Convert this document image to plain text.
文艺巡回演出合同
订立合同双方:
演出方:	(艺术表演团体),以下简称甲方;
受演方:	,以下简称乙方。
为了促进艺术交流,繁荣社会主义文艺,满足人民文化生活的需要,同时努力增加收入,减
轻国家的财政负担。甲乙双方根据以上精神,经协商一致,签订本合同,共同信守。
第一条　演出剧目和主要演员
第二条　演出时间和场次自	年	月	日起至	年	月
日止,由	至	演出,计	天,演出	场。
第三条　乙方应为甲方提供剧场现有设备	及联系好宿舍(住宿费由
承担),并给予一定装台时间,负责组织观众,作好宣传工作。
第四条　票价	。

→ **Job**:
Retype all of the material above with every character intact.

→ **Answer to this exercise**:
Convert this document image to plain text.
文艺巡回演出合同
订立合同双方:
演出方:	(艺术表演团体),以下简称甲方;
受演方:	,以下简称乙方。
为了促进艺术交流,繁荣社会主义文艺,满足人民文化生活的需要,同时努力增加收入,减
轻国家的财政负担。甲乙双方根据以上精神,经协商一致,签订本合同,共同信守。
第一条　演出剧目和主要演员
第二条　演出时间和场次自	年	月	日起至	年	月
日止,由	至	演出,计	天,演出	场。
第三条　乙方应为甲方提供剧场现有设备	及联系好宿舍(住宿费由
承担),并给予一定装台时间,负责组织观众,作好宣传工作。
第四条　票价	。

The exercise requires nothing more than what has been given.